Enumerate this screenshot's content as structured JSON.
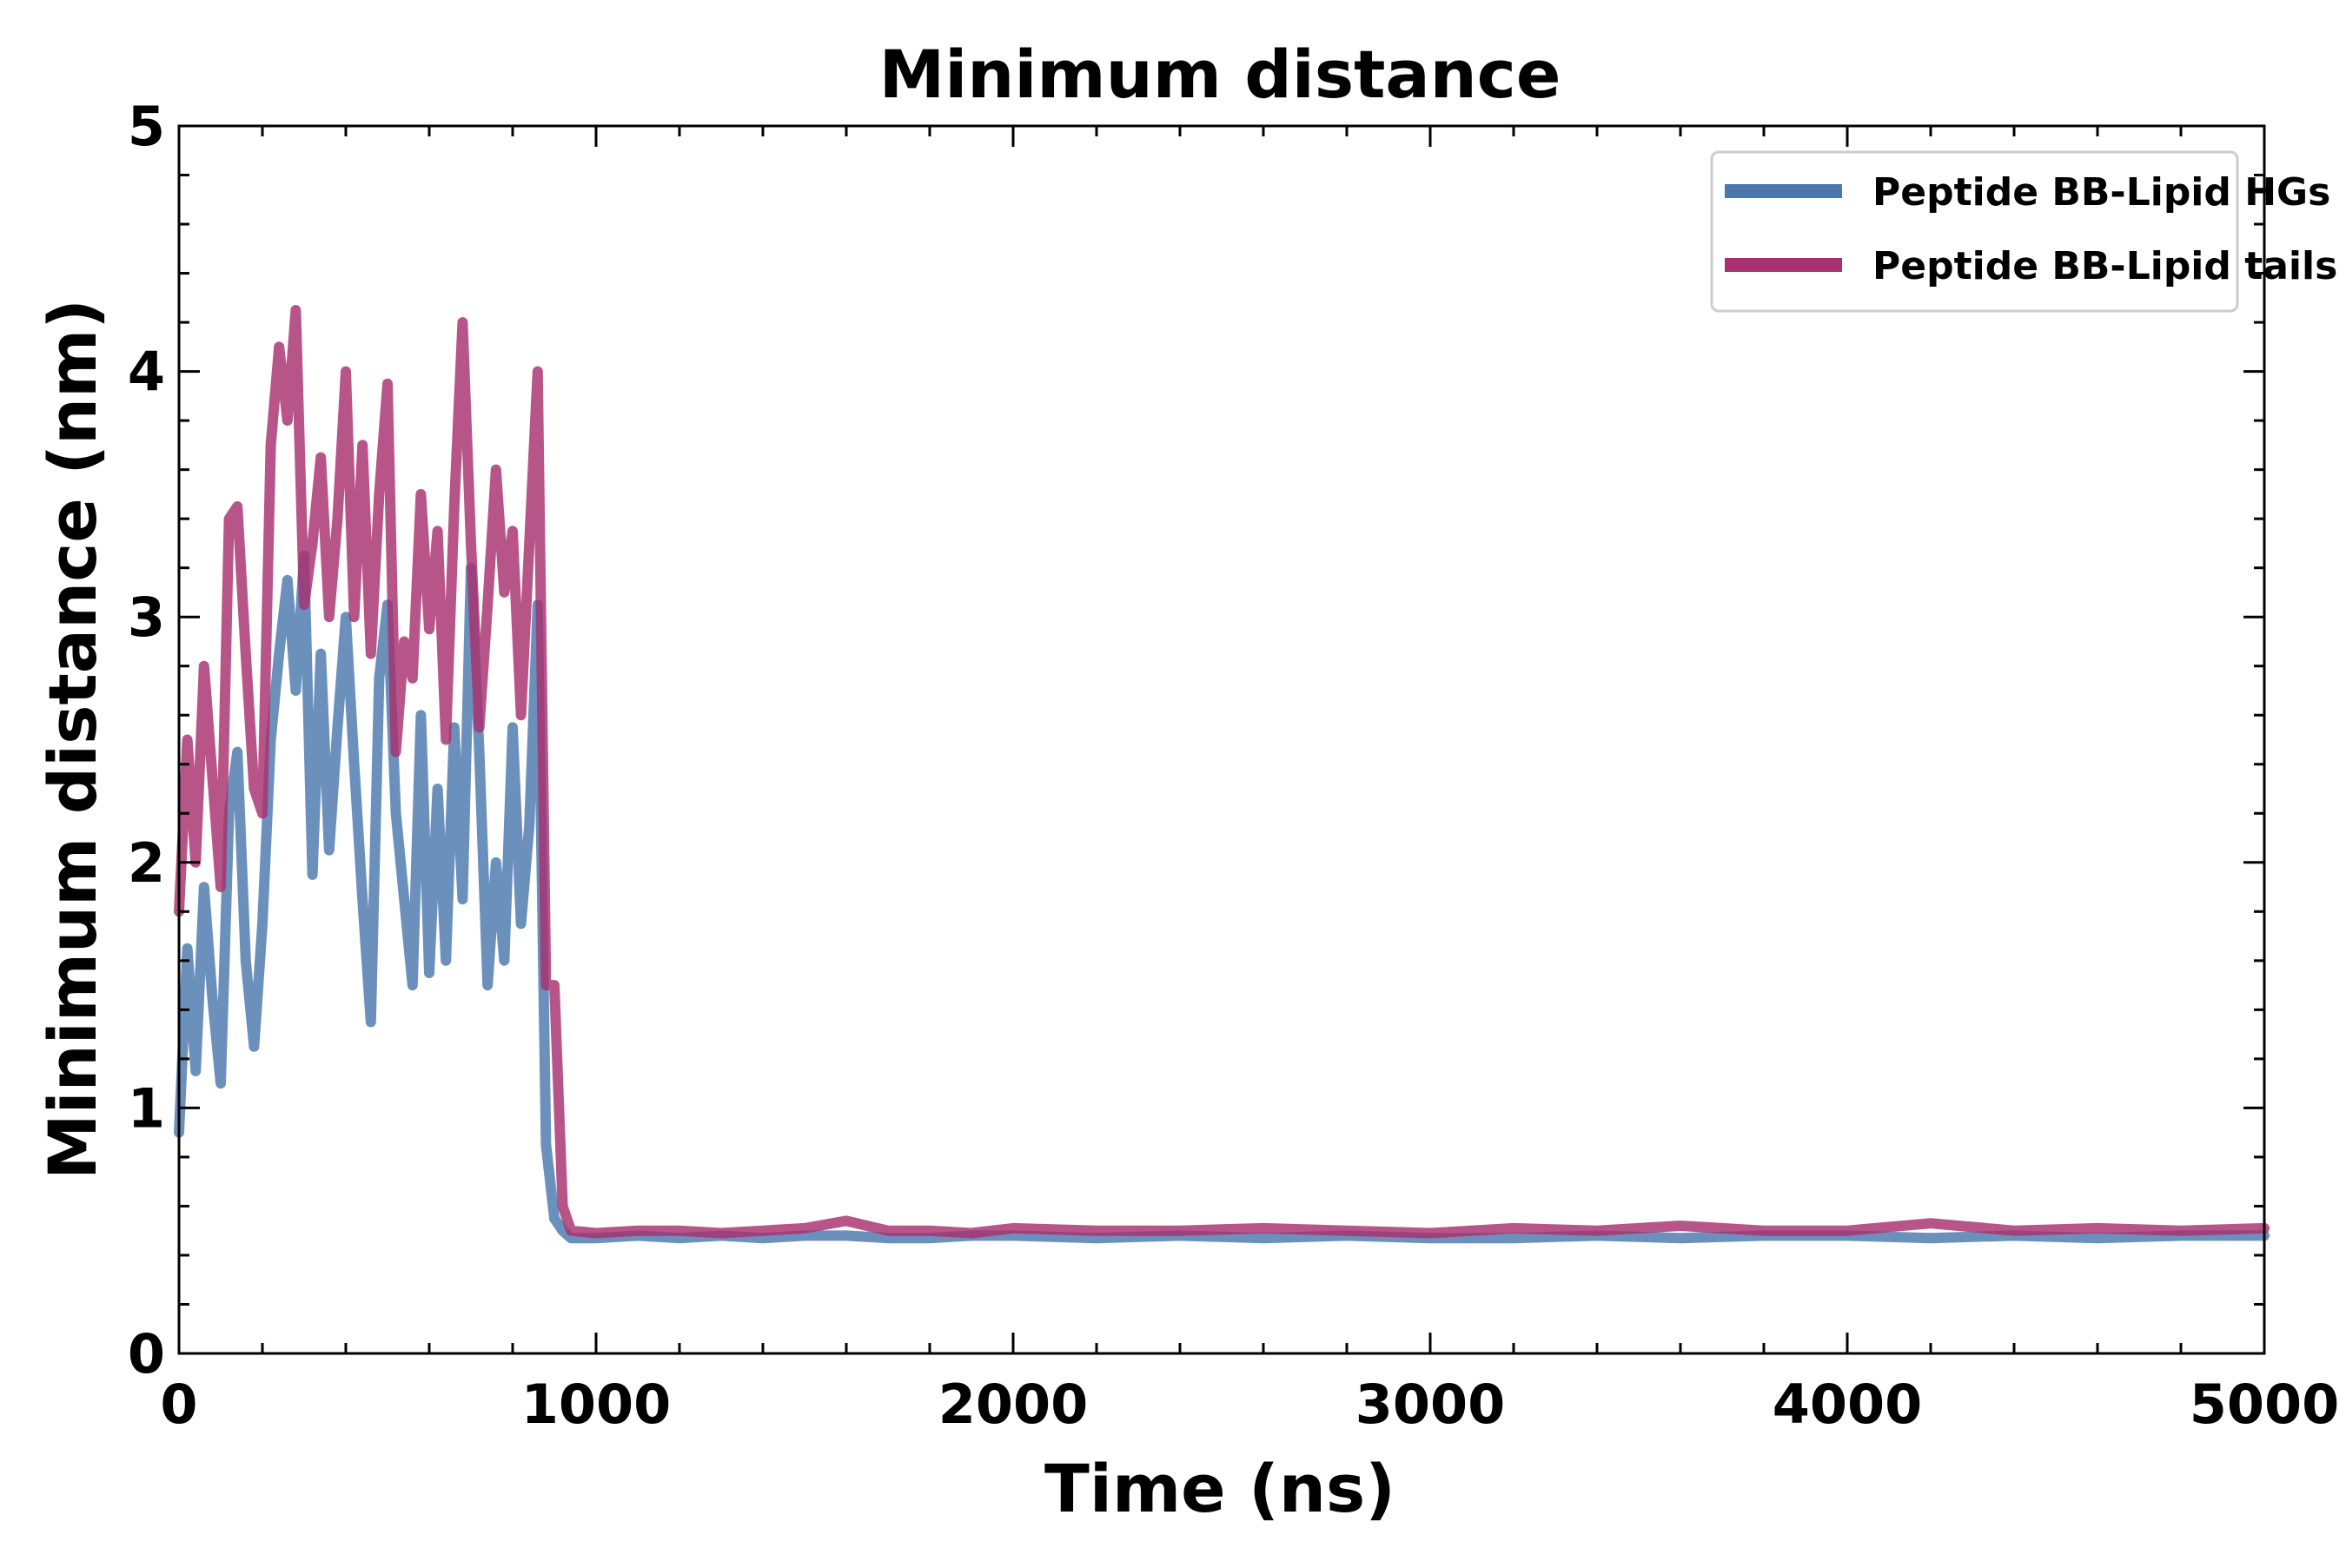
{
  "chart_data": {
    "type": "line",
    "title": "Minimum distance",
    "xlabel": "Time (ns)",
    "ylabel": "Minimum distance (nm)",
    "xlim": [
      0,
      5000
    ],
    "ylim": [
      0,
      5
    ],
    "x_ticks": [
      "0",
      "1000",
      "2000",
      "3000",
      "4000",
      "5000"
    ],
    "y_ticks": [
      "0",
      "1",
      "2",
      "3",
      "4",
      "5"
    ],
    "grid": false,
    "legend_position": "top-right",
    "series": [
      {
        "name": "Peptide BB-Lipid HGs",
        "color": "#4a78ad",
        "x": [
          0,
          20,
          40,
          60,
          80,
          100,
          120,
          140,
          160,
          180,
          200,
          220,
          240,
          260,
          280,
          300,
          320,
          340,
          360,
          380,
          400,
          420,
          440,
          460,
          480,
          500,
          520,
          540,
          560,
          580,
          600,
          620,
          640,
          660,
          680,
          700,
          720,
          740,
          760,
          780,
          800,
          820,
          840,
          860,
          880,
          900,
          920,
          940,
          1000,
          1100,
          1200,
          1300,
          1400,
          1500,
          1600,
          1700,
          1800,
          1900,
          2000,
          2200,
          2400,
          2600,
          2800,
          3000,
          3200,
          3400,
          3600,
          3800,
          4000,
          4200,
          4400,
          4600,
          4800,
          5000
        ],
        "y": [
          0.9,
          1.65,
          1.15,
          1.9,
          1.45,
          1.1,
          2.2,
          2.45,
          1.6,
          1.25,
          1.75,
          2.5,
          2.85,
          3.15,
          2.7,
          3.25,
          1.95,
          2.85,
          2.05,
          2.55,
          3.0,
          2.4,
          1.85,
          1.35,
          2.75,
          3.05,
          2.2,
          1.85,
          1.5,
          2.6,
          1.55,
          2.3,
          1.6,
          2.55,
          1.85,
          3.2,
          2.45,
          1.5,
          2.0,
          1.6,
          2.55,
          1.75,
          2.15,
          3.05,
          0.85,
          0.55,
          0.5,
          0.47,
          0.47,
          0.48,
          0.47,
          0.48,
          0.47,
          0.48,
          0.48,
          0.47,
          0.47,
          0.48,
          0.48,
          0.47,
          0.48,
          0.47,
          0.48,
          0.47,
          0.47,
          0.48,
          0.47,
          0.48,
          0.48,
          0.47,
          0.48,
          0.47,
          0.48,
          0.48
        ]
      },
      {
        "name": "Peptide BB-Lipid tails",
        "color": "#a8306e",
        "x": [
          0,
          20,
          40,
          60,
          80,
          100,
          120,
          140,
          160,
          180,
          200,
          220,
          240,
          260,
          280,
          300,
          320,
          340,
          360,
          380,
          400,
          420,
          440,
          460,
          480,
          500,
          520,
          540,
          560,
          580,
          600,
          620,
          640,
          660,
          680,
          700,
          720,
          740,
          760,
          780,
          800,
          820,
          840,
          860,
          880,
          900,
          920,
          940,
          1000,
          1100,
          1200,
          1300,
          1400,
          1500,
          1600,
          1700,
          1800,
          1900,
          2000,
          2200,
          2400,
          2600,
          2800,
          3000,
          3200,
          3400,
          3600,
          3800,
          4000,
          4200,
          4400,
          4600,
          4800,
          5000
        ],
        "y": [
          1.8,
          2.5,
          2.0,
          2.8,
          2.35,
          1.9,
          3.4,
          3.45,
          2.85,
          2.3,
          2.2,
          3.7,
          4.1,
          3.8,
          4.25,
          3.05,
          3.3,
          3.65,
          3.0,
          3.4,
          4.0,
          3.0,
          3.7,
          2.85,
          3.5,
          3.95,
          2.45,
          2.9,
          2.75,
          3.5,
          2.95,
          3.35,
          2.5,
          3.45,
          4.2,
          3.3,
          2.55,
          3.05,
          3.6,
          3.1,
          3.35,
          2.6,
          3.3,
          4.0,
          1.5,
          1.5,
          0.6,
          0.5,
          0.49,
          0.5,
          0.5,
          0.49,
          0.5,
          0.51,
          0.54,
          0.5,
          0.5,
          0.49,
          0.51,
          0.5,
          0.5,
          0.51,
          0.5,
          0.49,
          0.51,
          0.5,
          0.52,
          0.5,
          0.5,
          0.53,
          0.5,
          0.51,
          0.5,
          0.51
        ]
      }
    ]
  }
}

+ + + +

## YOUR INSTRUCTIONS
Set down the material once more, exactly, with the pictures omitted.

## WRITTEN RESPONSE
Enumerate this screenshot's content as structured JSON.
{
  "chart_data": {
    "type": "line",
    "title": "Minimum distance",
    "xlabel": "Time (ns)",
    "ylabel": "Minimum distance (nm)",
    "xlim": [
      0,
      5000
    ],
    "ylim": [
      0,
      5
    ],
    "x_ticks": [
      "0",
      "1000",
      "2000",
      "3000",
      "4000",
      "5000"
    ],
    "y_ticks": [
      "0",
      "1",
      "2",
      "3",
      "4",
      "5"
    ],
    "grid": false,
    "legend_position": "top-right",
    "series": [
      {
        "name": "Peptide BB-Lipid HGs",
        "color": "#4a78ad",
        "x": [
          0,
          20,
          40,
          60,
          80,
          100,
          120,
          140,
          160,
          180,
          200,
          220,
          240,
          260,
          280,
          300,
          320,
          340,
          360,
          380,
          400,
          420,
          440,
          460,
          480,
          500,
          520,
          540,
          560,
          580,
          600,
          620,
          640,
          660,
          680,
          700,
          720,
          740,
          760,
          780,
          800,
          820,
          840,
          860,
          880,
          900,
          920,
          940,
          1000,
          1100,
          1200,
          1300,
          1400,
          1500,
          1600,
          1700,
          1800,
          1900,
          2000,
          2200,
          2400,
          2600,
          2800,
          3000,
          3200,
          3400,
          3600,
          3800,
          4000,
          4200,
          4400,
          4600,
          4800,
          5000
        ],
        "y": [
          0.9,
          1.65,
          1.15,
          1.9,
          1.45,
          1.1,
          2.2,
          2.45,
          1.6,
          1.25,
          1.75,
          2.5,
          2.85,
          3.15,
          2.7,
          3.25,
          1.95,
          2.85,
          2.05,
          2.55,
          3.0,
          2.4,
          1.85,
          1.35,
          2.75,
          3.05,
          2.2,
          1.85,
          1.5,
          2.6,
          1.55,
          2.3,
          1.6,
          2.55,
          1.85,
          3.2,
          2.45,
          1.5,
          2.0,
          1.6,
          2.55,
          1.75,
          2.15,
          3.05,
          0.85,
          0.55,
          0.5,
          0.47,
          0.47,
          0.48,
          0.47,
          0.48,
          0.47,
          0.48,
          0.48,
          0.47,
          0.47,
          0.48,
          0.48,
          0.47,
          0.48,
          0.47,
          0.48,
          0.47,
          0.47,
          0.48,
          0.47,
          0.48,
          0.48,
          0.47,
          0.48,
          0.47,
          0.48,
          0.48
        ]
      },
      {
        "name": "Peptide BB-Lipid tails",
        "color": "#a8306e",
        "x": [
          0,
          20,
          40,
          60,
          80,
          100,
          120,
          140,
          160,
          180,
          200,
          220,
          240,
          260,
          280,
          300,
          320,
          340,
          360,
          380,
          400,
          420,
          440,
          460,
          480,
          500,
          520,
          540,
          560,
          580,
          600,
          620,
          640,
          660,
          680,
          700,
          720,
          740,
          760,
          780,
          800,
          820,
          840,
          860,
          880,
          900,
          920,
          940,
          1000,
          1100,
          1200,
          1300,
          1400,
          1500,
          1600,
          1700,
          1800,
          1900,
          2000,
          2200,
          2400,
          2600,
          2800,
          3000,
          3200,
          3400,
          3600,
          3800,
          4000,
          4200,
          4400,
          4600,
          4800,
          5000
        ],
        "y": [
          1.8,
          2.5,
          2.0,
          2.8,
          2.35,
          1.9,
          3.4,
          3.45,
          2.85,
          2.3,
          2.2,
          3.7,
          4.1,
          3.8,
          4.25,
          3.05,
          3.3,
          3.65,
          3.0,
          3.4,
          4.0,
          3.0,
          3.7,
          2.85,
          3.5,
          3.95,
          2.45,
          2.9,
          2.75,
          3.5,
          2.95,
          3.35,
          2.5,
          3.45,
          4.2,
          3.3,
          2.55,
          3.05,
          3.6,
          3.1,
          3.35,
          2.6,
          3.3,
          4.0,
          1.5,
          1.5,
          0.6,
          0.5,
          0.49,
          0.5,
          0.5,
          0.49,
          0.5,
          0.51,
          0.54,
          0.5,
          0.5,
          0.49,
          0.51,
          0.5,
          0.5,
          0.51,
          0.5,
          0.49,
          0.51,
          0.5,
          0.52,
          0.5,
          0.5,
          0.53,
          0.5,
          0.51,
          0.5,
          0.51
        ]
      }
    ]
  }
}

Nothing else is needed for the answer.